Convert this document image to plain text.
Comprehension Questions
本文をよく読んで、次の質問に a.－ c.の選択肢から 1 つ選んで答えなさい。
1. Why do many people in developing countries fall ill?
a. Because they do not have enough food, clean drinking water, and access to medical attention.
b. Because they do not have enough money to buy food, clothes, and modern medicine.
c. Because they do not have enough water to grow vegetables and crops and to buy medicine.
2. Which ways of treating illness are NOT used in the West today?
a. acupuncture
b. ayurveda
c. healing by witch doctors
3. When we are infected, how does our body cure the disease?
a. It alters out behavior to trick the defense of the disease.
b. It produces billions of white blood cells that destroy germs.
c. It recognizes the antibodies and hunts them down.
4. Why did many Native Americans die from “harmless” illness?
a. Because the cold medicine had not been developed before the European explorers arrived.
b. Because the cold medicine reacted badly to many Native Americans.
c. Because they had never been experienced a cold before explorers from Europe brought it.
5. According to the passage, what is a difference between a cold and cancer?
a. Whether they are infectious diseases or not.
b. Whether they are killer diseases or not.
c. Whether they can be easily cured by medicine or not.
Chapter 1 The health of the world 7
....
### Work item:
Copy only the lines in the listing that contain "they".

### Task answer:
a. Because they do not have enough food, clean drinking water, and access to medical attention.
b. Because they do not have enough money to buy food, clothes, and modern medicine.
c. Because they do not have enough water to grow vegetables and crops and to buy medicine.
c. Because they had never been experienced a cold before explorers from Europe brought it.
a. Whether they are infectious diseases or not.
b. Whether they are killer diseases or not.
c. Whether they can be easily cured by medicine or not.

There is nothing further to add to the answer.